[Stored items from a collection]
● ● ●
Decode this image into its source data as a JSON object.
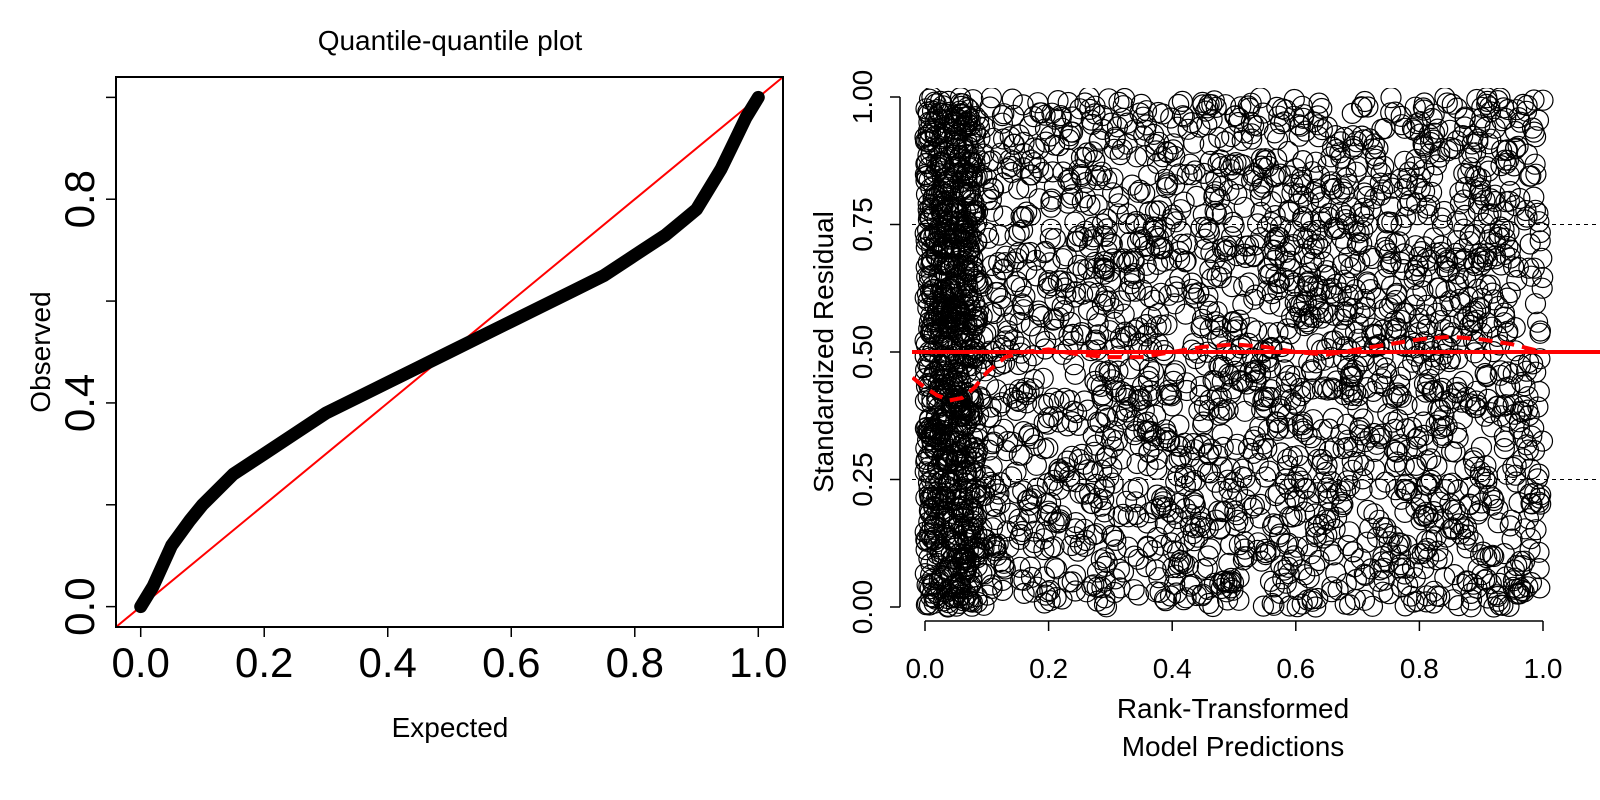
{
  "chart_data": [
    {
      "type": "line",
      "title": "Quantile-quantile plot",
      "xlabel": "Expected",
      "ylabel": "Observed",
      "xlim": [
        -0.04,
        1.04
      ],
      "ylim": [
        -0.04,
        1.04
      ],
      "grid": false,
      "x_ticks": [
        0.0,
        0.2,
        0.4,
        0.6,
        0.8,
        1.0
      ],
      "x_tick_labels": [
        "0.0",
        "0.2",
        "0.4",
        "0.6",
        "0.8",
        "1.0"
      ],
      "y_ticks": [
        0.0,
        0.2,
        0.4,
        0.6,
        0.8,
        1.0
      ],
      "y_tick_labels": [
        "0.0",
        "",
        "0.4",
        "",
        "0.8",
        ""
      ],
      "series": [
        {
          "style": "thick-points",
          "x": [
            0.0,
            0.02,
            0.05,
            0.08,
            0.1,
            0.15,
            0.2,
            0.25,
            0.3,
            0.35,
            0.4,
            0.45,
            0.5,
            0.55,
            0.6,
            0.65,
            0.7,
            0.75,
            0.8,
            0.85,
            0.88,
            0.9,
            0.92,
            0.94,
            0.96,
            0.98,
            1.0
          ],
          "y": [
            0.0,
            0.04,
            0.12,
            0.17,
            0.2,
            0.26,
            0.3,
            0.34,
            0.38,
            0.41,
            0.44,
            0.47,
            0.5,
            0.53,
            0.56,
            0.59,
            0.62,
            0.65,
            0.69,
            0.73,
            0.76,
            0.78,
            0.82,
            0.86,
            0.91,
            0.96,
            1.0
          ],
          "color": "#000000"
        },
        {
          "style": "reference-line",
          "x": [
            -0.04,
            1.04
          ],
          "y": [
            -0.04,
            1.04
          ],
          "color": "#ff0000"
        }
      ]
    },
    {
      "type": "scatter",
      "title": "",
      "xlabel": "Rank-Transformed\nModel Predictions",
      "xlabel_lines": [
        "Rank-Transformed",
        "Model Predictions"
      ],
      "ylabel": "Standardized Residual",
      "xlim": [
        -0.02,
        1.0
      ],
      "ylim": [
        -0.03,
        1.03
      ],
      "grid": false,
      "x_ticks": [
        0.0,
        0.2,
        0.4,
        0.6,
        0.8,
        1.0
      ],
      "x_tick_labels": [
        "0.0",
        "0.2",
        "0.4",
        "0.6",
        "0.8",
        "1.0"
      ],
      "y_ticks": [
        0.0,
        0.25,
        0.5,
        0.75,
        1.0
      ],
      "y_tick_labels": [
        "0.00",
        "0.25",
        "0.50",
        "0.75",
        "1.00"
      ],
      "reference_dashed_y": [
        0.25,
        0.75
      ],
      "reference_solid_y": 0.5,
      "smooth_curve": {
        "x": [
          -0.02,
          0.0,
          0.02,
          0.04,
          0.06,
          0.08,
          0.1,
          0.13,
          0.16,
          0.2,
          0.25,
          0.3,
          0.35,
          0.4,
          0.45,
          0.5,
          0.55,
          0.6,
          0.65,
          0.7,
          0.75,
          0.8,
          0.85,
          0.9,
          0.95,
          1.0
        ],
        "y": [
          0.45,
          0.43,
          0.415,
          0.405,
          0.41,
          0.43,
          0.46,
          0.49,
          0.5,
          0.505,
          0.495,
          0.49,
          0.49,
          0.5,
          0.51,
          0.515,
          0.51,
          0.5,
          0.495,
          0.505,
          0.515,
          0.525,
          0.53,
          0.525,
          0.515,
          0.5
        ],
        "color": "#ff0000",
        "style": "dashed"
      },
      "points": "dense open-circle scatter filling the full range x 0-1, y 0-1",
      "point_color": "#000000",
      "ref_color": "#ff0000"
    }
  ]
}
● ● ●
WHAT IS REQUIRED → Return the full material word for word. Do not include the pictures.

SOLUTION BELOW →
Decode this image into its source data as a JSON object.
{
  "chart_data": [
    {
      "type": "line",
      "title": "Quantile-quantile plot",
      "xlabel": "Expected",
      "ylabel": "Observed",
      "xlim": [
        -0.04,
        1.04
      ],
      "ylim": [
        -0.04,
        1.04
      ],
      "grid": false,
      "x_ticks": [
        0.0,
        0.2,
        0.4,
        0.6,
        0.8,
        1.0
      ],
      "x_tick_labels": [
        "0.0",
        "0.2",
        "0.4",
        "0.6",
        "0.8",
        "1.0"
      ],
      "y_ticks": [
        0.0,
        0.2,
        0.4,
        0.6,
        0.8,
        1.0
      ],
      "y_tick_labels": [
        "0.0",
        "",
        "0.4",
        "",
        "0.8",
        ""
      ],
      "series": [
        {
          "style": "thick-points",
          "x": [
            0.0,
            0.02,
            0.05,
            0.08,
            0.1,
            0.15,
            0.2,
            0.25,
            0.3,
            0.35,
            0.4,
            0.45,
            0.5,
            0.55,
            0.6,
            0.65,
            0.7,
            0.75,
            0.8,
            0.85,
            0.88,
            0.9,
            0.92,
            0.94,
            0.96,
            0.98,
            1.0
          ],
          "y": [
            0.0,
            0.04,
            0.12,
            0.17,
            0.2,
            0.26,
            0.3,
            0.34,
            0.38,
            0.41,
            0.44,
            0.47,
            0.5,
            0.53,
            0.56,
            0.59,
            0.62,
            0.65,
            0.69,
            0.73,
            0.76,
            0.78,
            0.82,
            0.86,
            0.91,
            0.96,
            1.0
          ],
          "color": "#000000"
        },
        {
          "style": "reference-line",
          "x": [
            -0.04,
            1.04
          ],
          "y": [
            -0.04,
            1.04
          ],
          "color": "#ff0000"
        }
      ]
    },
    {
      "type": "scatter",
      "title": "",
      "xlabel": "Rank-Transformed\nModel Predictions",
      "xlabel_lines": [
        "Rank-Transformed",
        "Model Predictions"
      ],
      "ylabel": "Standardized Residual",
      "xlim": [
        -0.02,
        1.0
      ],
      "ylim": [
        -0.03,
        1.03
      ],
      "grid": false,
      "x_ticks": [
        0.0,
        0.2,
        0.4,
        0.6,
        0.8,
        1.0
      ],
      "x_tick_labels": [
        "0.0",
        "0.2",
        "0.4",
        "0.6",
        "0.8",
        "1.0"
      ],
      "y_ticks": [
        0.0,
        0.25,
        0.5,
        0.75,
        1.0
      ],
      "y_tick_labels": [
        "0.00",
        "0.25",
        "0.50",
        "0.75",
        "1.00"
      ],
      "reference_dashed_y": [
        0.25,
        0.75
      ],
      "reference_solid_y": 0.5,
      "smooth_curve": {
        "x": [
          -0.02,
          0.0,
          0.02,
          0.04,
          0.06,
          0.08,
          0.1,
          0.13,
          0.16,
          0.2,
          0.25,
          0.3,
          0.35,
          0.4,
          0.45,
          0.5,
          0.55,
          0.6,
          0.65,
          0.7,
          0.75,
          0.8,
          0.85,
          0.9,
          0.95,
          1.0
        ],
        "y": [
          0.45,
          0.43,
          0.415,
          0.405,
          0.41,
          0.43,
          0.46,
          0.49,
          0.5,
          0.505,
          0.495,
          0.49,
          0.49,
          0.5,
          0.51,
          0.515,
          0.51,
          0.5,
          0.495,
          0.505,
          0.515,
          0.525,
          0.53,
          0.525,
          0.515,
          0.5
        ],
        "color": "#ff0000",
        "style": "dashed"
      },
      "points": "dense open-circle scatter filling the full range x 0-1, y 0-1",
      "point_color": "#000000",
      "ref_color": "#ff0000"
    }
  ]
}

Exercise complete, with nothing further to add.